--- BEGIN Provided records ---
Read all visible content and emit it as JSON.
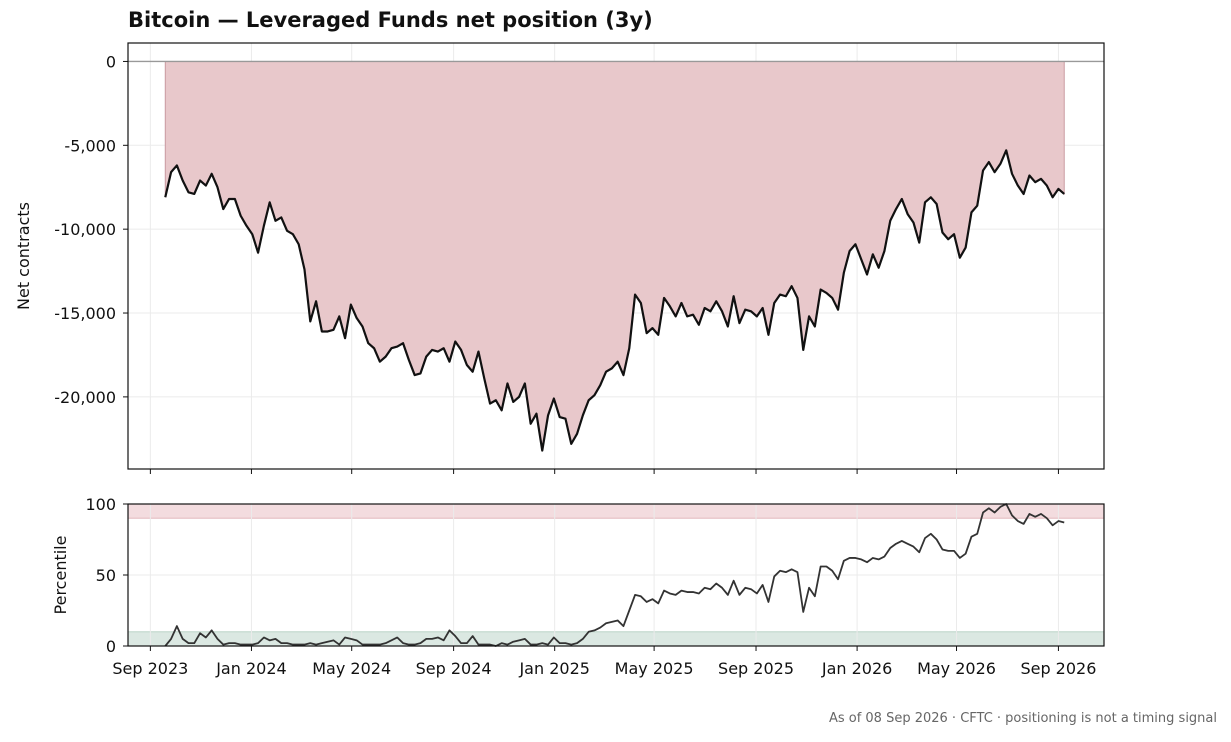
{
  "chart_title": "Bitcoin — Leveraged Funds net position (3y)",
  "footnote": "As of 08 Sep 2026 · CFTC · positioning is not a timing signal",
  "chart_data": [
    {
      "type": "area",
      "ylabel": "Net contracts",
      "ylim": [
        -24300,
        1100
      ],
      "yticks": [
        0,
        -5000,
        -10000,
        -15000,
        -20000
      ],
      "ytick_labels": [
        "0",
        "-5,000",
        "-10,000",
        "-15,000",
        "-20,000"
      ],
      "grid": true,
      "fill_color": "#e8c8cb",
      "fill_edge_color": "#c99aa0",
      "line_color": "#111111",
      "zero_line_color": "#999999",
      "x_start": "2023-09-19",
      "x_step_days": 7,
      "values": [
        -8100,
        -6600,
        -6200,
        -7100,
        -7800,
        -7900,
        -7100,
        -7400,
        -6700,
        -7500,
        -8800,
        -8200,
        -8200,
        -9200,
        -9800,
        -10300,
        -11400,
        -9800,
        -8400,
        -9500,
        -9300,
        -10100,
        -10300,
        -10900,
        -12400,
        -15500,
        -14300,
        -16100,
        -16100,
        -16000,
        -15200,
        -16500,
        -14500,
        -15300,
        -15800,
        -16800,
        -17100,
        -17900,
        -17600,
        -17100,
        -17000,
        -16800,
        -17800,
        -18700,
        -18600,
        -17600,
        -17200,
        -17300,
        -17100,
        -17900,
        -16700,
        -17200,
        -18100,
        -18500,
        -17300,
        -18900,
        -20400,
        -20200,
        -20800,
        -19200,
        -20300,
        -20000,
        -19200,
        -21600,
        -21000,
        -23200,
        -21100,
        -20100,
        -21200,
        -21300,
        -22800,
        -22200,
        -21100,
        -20200,
        -19900,
        -19300,
        -18500,
        -18300,
        -17900,
        -18700,
        -17100,
        -13900,
        -14400,
        -16200,
        -15900,
        -16300,
        -14100,
        -14600,
        -15200,
        -14400,
        -15200,
        -15100,
        -15700,
        -14700,
        -14900,
        -14300,
        -14900,
        -15800,
        -14000,
        -15600,
        -14800,
        -14900,
        -15200,
        -14700,
        -16300,
        -14400,
        -13900,
        -14000,
        -13400,
        -14100,
        -17200,
        -15200,
        -15800,
        -13600,
        -13800,
        -14100,
        -14800,
        -12600,
        -11300,
        -10900,
        -11800,
        -12700,
        -11500,
        -12300,
        -11300,
        -9500,
        -8800,
        -8200,
        -9100,
        -9600,
        -10800,
        -8400,
        -8100,
        -8500,
        -10200,
        -10600,
        -10300,
        -11700,
        -11100,
        -9000,
        -8600,
        -6500,
        -6000,
        -6600,
        -6100,
        -5300,
        -6700,
        -7400,
        -7900,
        -6800,
        -7200,
        -7000,
        -7400,
        -8100,
        -7600,
        -7900
      ]
    },
    {
      "type": "line",
      "ylabel": "Percentile",
      "ylim": [
        0,
        100
      ],
      "yticks": [
        0,
        50,
        100
      ],
      "ytick_labels": [
        "0",
        "50",
        "100"
      ],
      "grid": true,
      "line_color": "#333333",
      "upper_band": [
        90,
        100
      ],
      "upper_band_color": "#f3dcdf",
      "lower_band": [
        0,
        10
      ],
      "lower_band_color": "#dbe8e2",
      "x_start": "2023-09-19",
      "x_step_days": 7,
      "xticks": [
        "2023-09-01",
        "2024-01-01",
        "2024-05-01",
        "2024-09-01",
        "2025-01-01",
        "2025-05-01",
        "2025-09-01",
        "2026-01-01",
        "2026-05-01",
        "2026-09-01"
      ],
      "xtick_labels": [
        "Sep 2023",
        "Jan 2024",
        "May 2024",
        "Sep 2024",
        "Jan 2025",
        "May 2025",
        "Sep 2025",
        "Jan 2026",
        "May 2026",
        "Sep 2026"
      ],
      "values": [
        0,
        5,
        14,
        5,
        2,
        2,
        9,
        6,
        11,
        5,
        1,
        2,
        2,
        1,
        1,
        1,
        2,
        6,
        4,
        5,
        2,
        2,
        1,
        1,
        1,
        2,
        1,
        2,
        3,
        4,
        1,
        6,
        5,
        4,
        1,
        1,
        1,
        1,
        2,
        4,
        6,
        2,
        1,
        1,
        2,
        5,
        5,
        6,
        4,
        11,
        7,
        2,
        2,
        7,
        1,
        1,
        1,
        0,
        2,
        1,
        3,
        4,
        5,
        1,
        1,
        2,
        1,
        6,
        2,
        2,
        1,
        2,
        5,
        10,
        11,
        13,
        16,
        17,
        18,
        14,
        25,
        36,
        35,
        31,
        33,
        30,
        39,
        37,
        36,
        39,
        38,
        38,
        37,
        41,
        40,
        44,
        41,
        36,
        46,
        36,
        41,
        40,
        37,
        43,
        31,
        49,
        53,
        52,
        54,
        52,
        24,
        41,
        35,
        56,
        56,
        53,
        47,
        60,
        62,
        62,
        61,
        59,
        62,
        61,
        63,
        69,
        72,
        74,
        72,
        70,
        66,
        76,
        79,
        75,
        68,
        67,
        67,
        62,
        65,
        77,
        79,
        94,
        97,
        94,
        98,
        100,
        92,
        88,
        86,
        93,
        91,
        93,
        90,
        85,
        88,
        87
      ]
    }
  ]
}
--- END Provided records ---
* **Description of the task**
Leave the pictures out and print the records above exactly as they stand.

* **The answer**
Read all visible content and emit it as JSON.
{
  "chart_title": "Bitcoin — Leveraged Funds net position (3y)",
  "footnote": "As of 08 Sep 2026 · CFTC · positioning is not a timing signal",
  "chart_data": [
    {
      "type": "area",
      "ylabel": "Net contracts",
      "ylim": [
        -24300,
        1100
      ],
      "yticks": [
        0,
        -5000,
        -10000,
        -15000,
        -20000
      ],
      "ytick_labels": [
        "0",
        "-5,000",
        "-10,000",
        "-15,000",
        "-20,000"
      ],
      "grid": true,
      "fill_color": "#e8c8cb",
      "fill_edge_color": "#c99aa0",
      "line_color": "#111111",
      "zero_line_color": "#999999",
      "x_start": "2023-09-19",
      "x_step_days": 7,
      "values": [
        -8100,
        -6600,
        -6200,
        -7100,
        -7800,
        -7900,
        -7100,
        -7400,
        -6700,
        -7500,
        -8800,
        -8200,
        -8200,
        -9200,
        -9800,
        -10300,
        -11400,
        -9800,
        -8400,
        -9500,
        -9300,
        -10100,
        -10300,
        -10900,
        -12400,
        -15500,
        -14300,
        -16100,
        -16100,
        -16000,
        -15200,
        -16500,
        -14500,
        -15300,
        -15800,
        -16800,
        -17100,
        -17900,
        -17600,
        -17100,
        -17000,
        -16800,
        -17800,
        -18700,
        -18600,
        -17600,
        -17200,
        -17300,
        -17100,
        -17900,
        -16700,
        -17200,
        -18100,
        -18500,
        -17300,
        -18900,
        -20400,
        -20200,
        -20800,
        -19200,
        -20300,
        -20000,
        -19200,
        -21600,
        -21000,
        -23200,
        -21100,
        -20100,
        -21200,
        -21300,
        -22800,
        -22200,
        -21100,
        -20200,
        -19900,
        -19300,
        -18500,
        -18300,
        -17900,
        -18700,
        -17100,
        -13900,
        -14400,
        -16200,
        -15900,
        -16300,
        -14100,
        -14600,
        -15200,
        -14400,
        -15200,
        -15100,
        -15700,
        -14700,
        -14900,
        -14300,
        -14900,
        -15800,
        -14000,
        -15600,
        -14800,
        -14900,
        -15200,
        -14700,
        -16300,
        -14400,
        -13900,
        -14000,
        -13400,
        -14100,
        -17200,
        -15200,
        -15800,
        -13600,
        -13800,
        -14100,
        -14800,
        -12600,
        -11300,
        -10900,
        -11800,
        -12700,
        -11500,
        -12300,
        -11300,
        -9500,
        -8800,
        -8200,
        -9100,
        -9600,
        -10800,
        -8400,
        -8100,
        -8500,
        -10200,
        -10600,
        -10300,
        -11700,
        -11100,
        -9000,
        -8600,
        -6500,
        -6000,
        -6600,
        -6100,
        -5300,
        -6700,
        -7400,
        -7900,
        -6800,
        -7200,
        -7000,
        -7400,
        -8100,
        -7600,
        -7900
      ]
    },
    {
      "type": "line",
      "ylabel": "Percentile",
      "ylim": [
        0,
        100
      ],
      "yticks": [
        0,
        50,
        100
      ],
      "ytick_labels": [
        "0",
        "50",
        "100"
      ],
      "grid": true,
      "line_color": "#333333",
      "upper_band": [
        90,
        100
      ],
      "upper_band_color": "#f3dcdf",
      "lower_band": [
        0,
        10
      ],
      "lower_band_color": "#dbe8e2",
      "x_start": "2023-09-19",
      "x_step_days": 7,
      "xticks": [
        "2023-09-01",
        "2024-01-01",
        "2024-05-01",
        "2024-09-01",
        "2025-01-01",
        "2025-05-01",
        "2025-09-01",
        "2026-01-01",
        "2026-05-01",
        "2026-09-01"
      ],
      "xtick_labels": [
        "Sep 2023",
        "Jan 2024",
        "May 2024",
        "Sep 2024",
        "Jan 2025",
        "May 2025",
        "Sep 2025",
        "Jan 2026",
        "May 2026",
        "Sep 2026"
      ],
      "values": [
        0,
        5,
        14,
        5,
        2,
        2,
        9,
        6,
        11,
        5,
        1,
        2,
        2,
        1,
        1,
        1,
        2,
        6,
        4,
        5,
        2,
        2,
        1,
        1,
        1,
        2,
        1,
        2,
        3,
        4,
        1,
        6,
        5,
        4,
        1,
        1,
        1,
        1,
        2,
        4,
        6,
        2,
        1,
        1,
        2,
        5,
        5,
        6,
        4,
        11,
        7,
        2,
        2,
        7,
        1,
        1,
        1,
        0,
        2,
        1,
        3,
        4,
        5,
        1,
        1,
        2,
        1,
        6,
        2,
        2,
        1,
        2,
        5,
        10,
        11,
        13,
        16,
        17,
        18,
        14,
        25,
        36,
        35,
        31,
        33,
        30,
        39,
        37,
        36,
        39,
        38,
        38,
        37,
        41,
        40,
        44,
        41,
        36,
        46,
        36,
        41,
        40,
        37,
        43,
        31,
        49,
        53,
        52,
        54,
        52,
        24,
        41,
        35,
        56,
        56,
        53,
        47,
        60,
        62,
        62,
        61,
        59,
        62,
        61,
        63,
        69,
        72,
        74,
        72,
        70,
        66,
        76,
        79,
        75,
        68,
        67,
        67,
        62,
        65,
        77,
        79,
        94,
        97,
        94,
        98,
        100,
        92,
        88,
        86,
        93,
        91,
        93,
        90,
        85,
        88,
        87
      ]
    }
  ]
}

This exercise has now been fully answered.